__TASK REQUIREMENTS__.
Can you change every "candlestick" to "candle" in the records from the start through the line with "most 100 elements." and give those lines again with nothing else altered and the pictures left out?

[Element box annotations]
────────────────────

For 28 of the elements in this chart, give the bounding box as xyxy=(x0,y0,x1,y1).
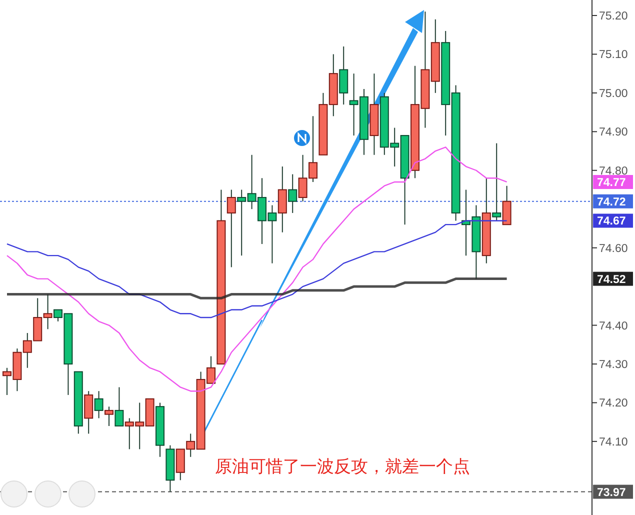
text: 74.52 xyxy=(597,274,626,286)
y-tick-label: 74.10 xyxy=(599,436,628,448)
line-series xyxy=(6,146,508,392)
y-tick-label: 75.00 xyxy=(599,88,628,100)
ref-line-label: 73.97 xyxy=(597,486,626,499)
candlestick xyxy=(288,174,298,214)
y-tick-label: 75.10 xyxy=(599,49,628,62)
candlestick xyxy=(94,390,104,419)
annotation: 原油可惜了一波反攻，就差一个点 xyxy=(215,457,470,477)
y-tick-label: 74.60 xyxy=(599,242,628,255)
line-series xyxy=(6,278,508,300)
text: 74.67 xyxy=(597,216,626,228)
y-tick-label: 74.30 xyxy=(599,358,628,371)
candlestick xyxy=(339,46,348,106)
text: 74.77 xyxy=(597,176,626,189)
candlestick xyxy=(278,166,287,233)
candlestick xyxy=(226,189,236,268)
candlestick xyxy=(104,406,114,426)
y-tick-label: 74.90 xyxy=(599,126,628,139)
candlestick xyxy=(492,142,502,222)
y-tick-label: 74.40 xyxy=(599,320,628,332)
y-tick-label: 75.20 xyxy=(599,10,628,22)
candlestick xyxy=(84,390,94,434)
candlestick xyxy=(502,185,512,226)
ref-line-label: 74.72 xyxy=(597,196,626,208)
y-tick-label: 74.20 xyxy=(599,398,628,410)
candlestick xyxy=(114,386,124,426)
y-tick-label: 74.80 xyxy=(599,165,628,178)
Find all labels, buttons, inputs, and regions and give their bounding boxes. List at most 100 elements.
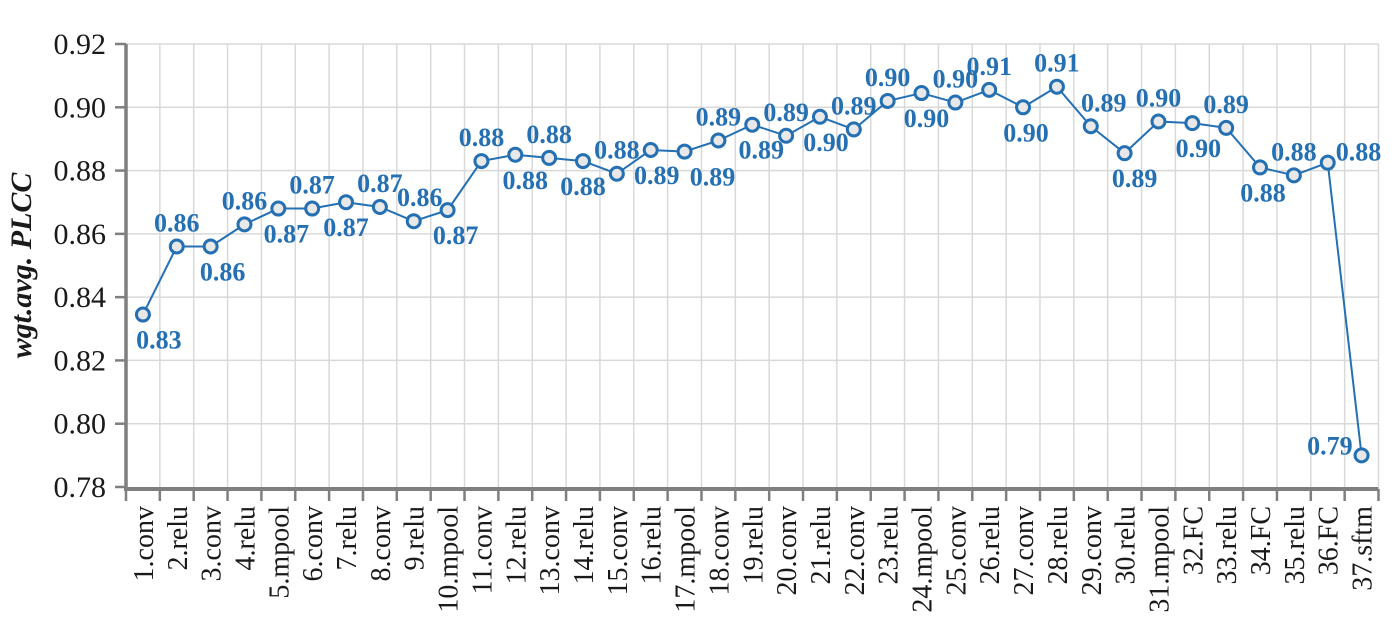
data-point-marker: [1285, 167, 1302, 184]
x-tick-label: 33.relu: [1212, 506, 1243, 585]
data-point-marker: [879, 92, 896, 109]
data-point-label: 0.90: [1003, 118, 1049, 147]
data-point-marker: [202, 238, 219, 255]
x-tick-label: 31.mpool: [1144, 506, 1175, 613]
data-point-marker: [845, 121, 862, 138]
data-point-marker: [236, 216, 253, 233]
data-point-marker: [473, 153, 490, 170]
data-point-label: 0.90: [904, 104, 950, 133]
data-point-marker: [507, 146, 524, 163]
x-tick-label: 27.conv: [1009, 506, 1040, 595]
data-point-label: 0.88: [1271, 137, 1317, 166]
data-point-label: 0.87: [433, 221, 479, 250]
data-point-marker: [913, 85, 930, 102]
x-tick-label: 16.relu: [637, 506, 668, 585]
data-point-marker: [778, 127, 795, 144]
x-tick-label: 28.relu: [1043, 506, 1074, 585]
x-tick-label: 9.relu: [400, 506, 431, 571]
data-point-label: 0.86: [154, 209, 200, 238]
data-point-label: 0.91: [1034, 49, 1080, 78]
data-point-label: 0.79: [1307, 431, 1353, 460]
data-point-marker: [1015, 99, 1032, 116]
x-tick-label: 32.FC: [1178, 506, 1209, 575]
y-axis-title: wgt.avg. PLCC: [5, 172, 38, 359]
data-point-marker: [1150, 113, 1167, 130]
y-tick-label: 0.82: [54, 344, 107, 377]
data-point-marker: [439, 202, 456, 219]
data-point-label: 0.87: [264, 220, 310, 249]
data-point-label: 0.88: [1336, 138, 1382, 167]
data-point-label: 0.89: [1081, 88, 1127, 117]
x-tick-label: 26.relu: [975, 506, 1006, 585]
x-tick-label: 6.conv: [298, 506, 329, 581]
x-tick-label: 4.relu: [230, 506, 261, 571]
data-point-label: 0.87: [323, 213, 369, 242]
data-point-label: 0.89: [1203, 90, 1249, 119]
x-tick-label: 22.conv: [840, 506, 871, 595]
x-tick-label: 19.relu: [738, 506, 769, 585]
data-point-label: 0.89: [831, 91, 877, 120]
data-point-label: 0.83: [136, 326, 182, 355]
data-point-marker: [1252, 159, 1269, 176]
x-tick-label: 11.conv: [467, 506, 498, 594]
data-point-marker: [947, 94, 964, 111]
x-tick-label: 13.conv: [535, 506, 566, 595]
x-tick-label: 18.conv: [704, 506, 735, 595]
x-tick-label: 10.mpool: [434, 506, 465, 613]
data-point-marker: [168, 238, 185, 255]
data-point-marker: [642, 142, 659, 159]
x-tick-label: 14.relu: [569, 506, 600, 585]
data-point-marker: [744, 116, 761, 133]
data-point-label: 0.89: [739, 136, 785, 165]
data-point-label: 0.89: [690, 163, 736, 192]
y-tick-label: 0.92: [54, 28, 107, 61]
data-point-marker: [981, 81, 998, 98]
data-point-marker: [608, 165, 625, 182]
data-point-label: 0.88: [1240, 178, 1286, 207]
y-tick-label: 0.84: [54, 281, 107, 314]
x-tick-label: 5.mpool: [264, 506, 295, 599]
y-tick-label: 0.90: [54, 91, 107, 124]
x-tick-label: 21.relu: [806, 506, 837, 585]
data-point-label: 0.90: [1176, 134, 1222, 163]
x-tick-label: 35.relu: [1280, 506, 1311, 585]
data-point-marker: [1184, 115, 1201, 132]
data-point-marker: [1319, 154, 1336, 171]
data-point-label: 0.86: [397, 183, 443, 212]
data-point-marker: [1353, 447, 1370, 464]
x-tick-label: 25.conv: [941, 506, 972, 595]
data-point-label: 0.89: [696, 103, 742, 132]
data-point-label: 0.89: [1112, 164, 1158, 193]
x-tick-label: 29.conv: [1077, 506, 1108, 595]
data-point-label: 0.90: [803, 128, 849, 157]
data-point-label: 0.88: [560, 172, 606, 201]
data-point-label: 0.87: [289, 171, 335, 200]
data-point-label: 0.88: [459, 123, 505, 152]
x-tick-label: 23.relu: [874, 506, 905, 585]
x-tick-label: 3.conv: [197, 506, 228, 581]
data-point-marker: [676, 143, 693, 160]
y-tick-label: 0.78: [54, 471, 107, 504]
data-point-marker: [405, 213, 422, 230]
data-point-label: 0.86: [222, 186, 268, 215]
data-point-marker: [811, 108, 828, 125]
x-tick-label: 12.relu: [501, 506, 532, 585]
data-point-marker: [270, 200, 287, 217]
data-point-label: 0.88: [594, 136, 640, 165]
data-point-label: 0.90: [1136, 84, 1182, 113]
data-point-label: 0.88: [526, 120, 572, 149]
data-point-marker: [1082, 118, 1099, 135]
data-point-marker: [1218, 119, 1235, 136]
y-tick-label: 0.86: [54, 218, 107, 251]
x-tick-label: 37.sftm: [1348, 506, 1379, 591]
data-point-label: 0.89: [763, 98, 809, 127]
x-tick-label: 17.mpool: [671, 506, 702, 613]
x-tick-label: 24.mpool: [908, 506, 939, 613]
data-point-marker: [710, 132, 727, 149]
x-tick-label: 34.FC: [1246, 506, 1277, 575]
data-point-label: 0.88: [503, 166, 549, 195]
data-point-label: 0.90: [933, 65, 979, 94]
x-tick-label: 15.conv: [603, 506, 634, 595]
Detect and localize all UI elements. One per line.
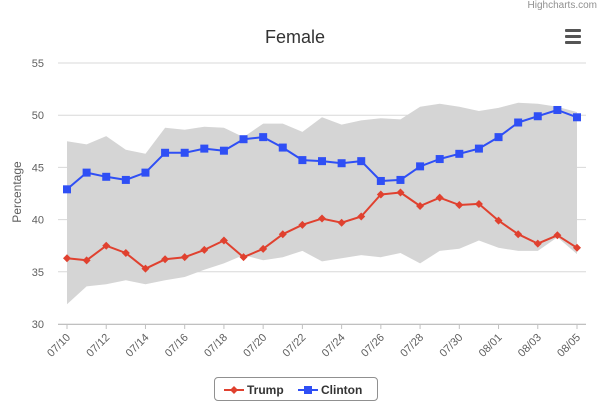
data-point-trump[interactable] [318,214,326,223]
data-point-clinton[interactable] [219,146,228,155]
x-tick-label: 07/22 [281,332,309,360]
y-tick-label: 45 [32,162,44,174]
data-point-trump[interactable] [121,249,130,258]
data-point-trump[interactable] [141,264,150,273]
data-point-trump[interactable] [278,230,287,239]
data-point-trump[interactable] [455,200,464,209]
data-point-clinton[interactable] [376,176,385,185]
data-point-clinton[interactable] [416,162,425,171]
data-point-trump[interactable] [474,199,483,208]
data-point-trump[interactable] [376,190,385,199]
data-point-clinton[interactable] [278,143,287,152]
data-point-trump[interactable] [63,254,71,263]
data-point-clinton[interactable] [63,185,71,194]
data-point-trump[interactable] [514,230,523,239]
data-point-clinton[interactable] [161,148,170,157]
legend-label-clinton: Clinton [321,383,363,397]
data-point-clinton[interactable] [396,175,405,184]
data-point-clinton[interactable] [337,159,346,168]
x-tick-label: 07/10 [45,332,73,360]
x-tick-label: 07/18 [202,332,230,360]
data-point-trump[interactable] [180,253,189,262]
data-point-clinton[interactable] [573,113,581,122]
data-point-clinton[interactable] [121,175,130,184]
square-marker-icon [298,386,318,394]
data-point-clinton[interactable] [494,133,503,142]
x-tick-label: 07/26 [359,332,387,360]
data-point-trump[interactable] [239,253,248,262]
data-point-clinton[interactable] [102,172,111,181]
hamburger-menu-icon[interactable] [560,26,586,48]
credits-link[interactable]: Highcharts.com [527,0,597,11]
y-tick-label: 30 [32,319,44,331]
data-point-clinton[interactable] [298,156,307,165]
data-point-trump[interactable] [553,231,562,240]
data-point-clinton[interactable] [141,168,150,177]
data-point-trump[interactable] [533,239,542,248]
x-tick-label: 07/30 [437,332,465,360]
x-tick-label: 08/05 [555,332,583,360]
legend-item-clinton[interactable]: Clinton [297,382,373,398]
legend-label-trump: Trump [247,383,284,397]
x-tick-label: 07/14 [124,332,152,360]
data-point-trump[interactable] [494,216,503,225]
data-point-clinton[interactable] [200,144,209,153]
data-point-clinton[interactable] [533,112,542,121]
x-tick-label: 07/20 [241,332,269,360]
x-tick-label: 08/03 [516,332,544,360]
y-tick-label: 55 [32,58,44,70]
data-point-clinton[interactable] [318,157,326,166]
data-point-trump[interactable] [200,245,209,254]
data-point-trump[interactable] [357,212,366,221]
data-point-clinton[interactable] [82,168,91,177]
data-point-trump[interactable] [396,188,405,197]
data-point-trump[interactable] [573,243,581,252]
data-point-clinton[interactable] [239,135,248,144]
diamond-marker-icon [224,386,244,394]
data-point-clinton[interactable] [180,148,189,157]
y-tick-label: 35 [32,267,44,279]
data-point-clinton[interactable] [455,149,464,158]
x-tick-label: 07/28 [398,332,426,360]
x-tick-label: 08/01 [477,332,505,360]
x-tick-label: 07/24 [320,332,348,360]
data-point-trump[interactable] [337,218,346,227]
data-point-trump[interactable] [259,244,268,253]
legend-item-trump[interactable]: Trump [223,382,297,398]
data-point-trump[interactable] [219,236,228,245]
data-point-trump[interactable] [82,256,91,265]
data-point-clinton[interactable] [357,157,366,166]
data-point-trump[interactable] [161,255,170,264]
data-point-trump[interactable] [102,241,111,250]
y-axis-label: Percentage [10,161,24,223]
chart-title: Female [265,27,325,47]
confidence-band [67,102,577,305]
data-point-clinton[interactable] [474,144,483,153]
data-point-clinton[interactable] [435,155,444,164]
chart-legend: Trump Clinton [214,377,378,401]
data-point-trump[interactable] [416,202,425,211]
data-point-clinton[interactable] [553,105,562,114]
x-tick-label: 07/16 [163,332,191,360]
y-tick-label: 50 [32,110,44,122]
data-point-clinton[interactable] [259,133,268,142]
data-point-trump[interactable] [435,193,444,202]
y-tick-label: 40 [32,215,44,227]
x-tick-label: 07/12 [84,332,112,360]
data-point-trump[interactable] [298,220,307,229]
data-point-clinton[interactable] [514,118,523,127]
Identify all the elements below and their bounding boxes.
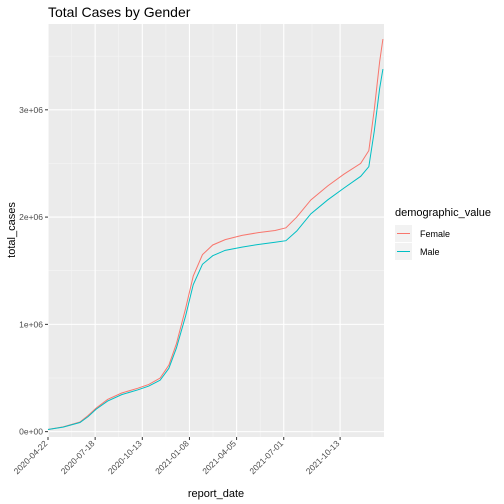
gridlines	[47, 24, 384, 437]
y-tick-label: 3e+06	[19, 105, 43, 115]
x-axis-title: report_date	[188, 488, 244, 500]
x-axis: 2020-04-22 2020-07-18 2020-10-13 2021-01-08…	[12, 437, 342, 476]
series-line-male	[47, 68, 384, 430]
y-tick-label: 0e+00	[19, 427, 43, 437]
x-tick-label: 2021-01-08	[153, 438, 191, 476]
legend-label-female: Female	[420, 229, 450, 239]
x-tick-label: 2021-04-05	[200, 438, 238, 476]
y-axis-title: total_cases	[6, 202, 18, 258]
legend-label-male: Male	[420, 247, 440, 257]
y-tick-label: 2e+06	[19, 212, 43, 222]
legend: demographic_value Female Male	[395, 207, 491, 260]
chart-title: Total Cases by Gender	[48, 4, 191, 20]
plot-panel	[48, 24, 384, 437]
x-tick-label: 2020-04-22	[12, 438, 50, 476]
series-lines	[47, 38, 384, 430]
x-tick-label: 2021-07-01	[247, 438, 285, 476]
x-tick-label: 2020-07-18	[59, 438, 97, 476]
y-axis: 0e+00 1e+06 2e+06 3e+06	[19, 105, 48, 437]
x-tick-label: 2021-10-13	[304, 438, 342, 476]
series-line-female	[47, 38, 384, 430]
legend-title: demographic_value	[395, 207, 491, 219]
y-tick-label: 1e+06	[19, 319, 43, 329]
x-tick-label: 2020-10-13	[106, 438, 144, 476]
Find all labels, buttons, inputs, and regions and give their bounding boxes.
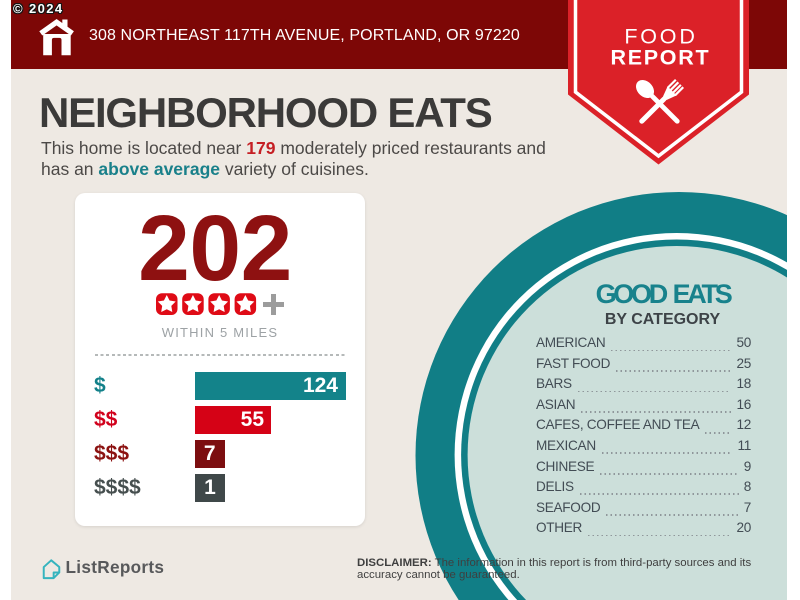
svg-text:REPORT: REPORT [611,46,711,70]
svg-text:FOOD: FOOD [624,25,697,49]
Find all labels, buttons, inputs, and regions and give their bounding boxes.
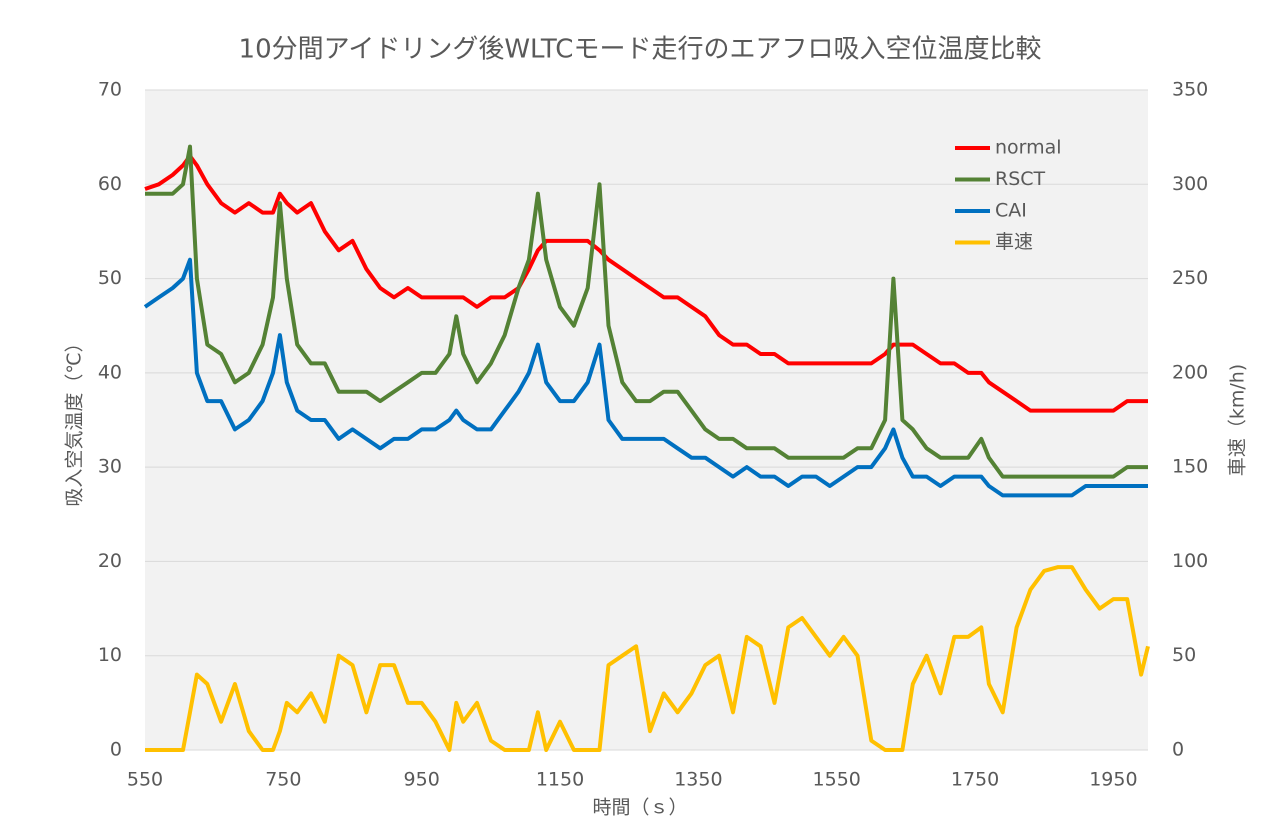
x-tick-label: 1950	[1089, 769, 1137, 791]
y2-tick-label: 250	[1172, 267, 1208, 289]
y2-tick-label: 50	[1172, 644, 1196, 666]
y2-tick-label: 0	[1172, 739, 1184, 761]
series-line	[143, 257, 1148, 498]
y2-tick-label: 300	[1172, 173, 1208, 195]
y2-tick-label: 150	[1172, 456, 1208, 478]
x-tick-label: 1150	[536, 769, 584, 791]
x-tick-label: 1350	[674, 769, 722, 791]
y-tick-label: 40	[98, 361, 122, 383]
y2-tick-label: 200	[1172, 361, 1208, 383]
y-tick-label: 50	[98, 267, 122, 289]
y-tick-label: 10	[98, 644, 122, 666]
y2-axis-label: 車速（km/h)	[1227, 364, 1249, 476]
legend-label: RSCT	[995, 168, 1046, 190]
series-line	[145, 565, 1150, 752]
y-axis-label: 吸入空気温度（℃）	[64, 333, 86, 506]
y2-tick-label: 100	[1172, 550, 1208, 572]
chart-title: 10分間アイドリング後WLTCモード走行のエアフロ吸入空位温度比較	[239, 35, 1042, 65]
y-tick-label: 0	[110, 739, 122, 761]
y-tick-label: 60	[98, 173, 122, 195]
y2-tick-label: 350	[1172, 79, 1208, 101]
x-tick-label: 1550	[813, 769, 861, 791]
x-axis-label: 時間（ｓ）	[592, 797, 687, 819]
y-tick-label: 20	[98, 550, 122, 572]
y-tick-label: 30	[98, 456, 122, 478]
x-tick-label: 1750	[951, 769, 999, 791]
y-tick-label: 70	[98, 79, 122, 101]
series-line	[144, 154, 1148, 413]
legend-label: CAI	[995, 200, 1027, 222]
series-line	[145, 144, 1148, 479]
x-tick-label: 750	[265, 769, 301, 791]
x-tick-label: 550	[127, 769, 163, 791]
x-tick-label: 950	[404, 769, 440, 791]
legend-label: 車速	[995, 231, 1033, 253]
legend-label: normal	[995, 137, 1062, 159]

────────────────────

__EXERCISE OUTPUT__.
For 28 of the elements in this chart, give the bounding box as xyxy=(x0,y0,x1,y1).
text: 74.52 xyxy=(597,274,626,286)
y-tick-label: 74.10 xyxy=(599,436,628,448)
line-series xyxy=(6,146,508,392)
y-tick-label: 75.00 xyxy=(599,88,628,100)
ref-line-label: 73.97 xyxy=(597,486,626,499)
candle xyxy=(288,174,298,214)
y-tick-label: 75.10 xyxy=(599,49,628,62)
candle xyxy=(94,390,104,419)
annotation: 原油可惜了一波反攻，就差一个点 xyxy=(215,457,470,477)
y-tick-label: 74.60 xyxy=(599,242,628,255)
line-series xyxy=(6,278,508,300)
text: 74.67 xyxy=(597,216,626,228)
y-tick-label: 74.30 xyxy=(599,358,628,371)
candle xyxy=(339,46,348,106)
text: 74.77 xyxy=(597,176,626,189)
candle xyxy=(278,166,287,233)
candle xyxy=(226,189,236,268)
candle xyxy=(104,406,114,426)
y-tick-label: 74.90 xyxy=(599,126,628,139)
candle xyxy=(492,142,502,222)
y-tick-label: 74.40 xyxy=(599,320,628,332)
y-tick-label: 75.20 xyxy=(599,10,628,22)
candle xyxy=(84,390,94,434)
candle xyxy=(502,185,512,226)
ref-line-label: 74.72 xyxy=(597,196,626,208)
y-tick-label: 74.20 xyxy=(599,398,628,410)
candle xyxy=(114,386,124,426)
y-tick-label: 74.80 xyxy=(599,165,628,178)
Find all labels, buttons, inputs, and regions and give their bounding boxes. List at most 100 elements.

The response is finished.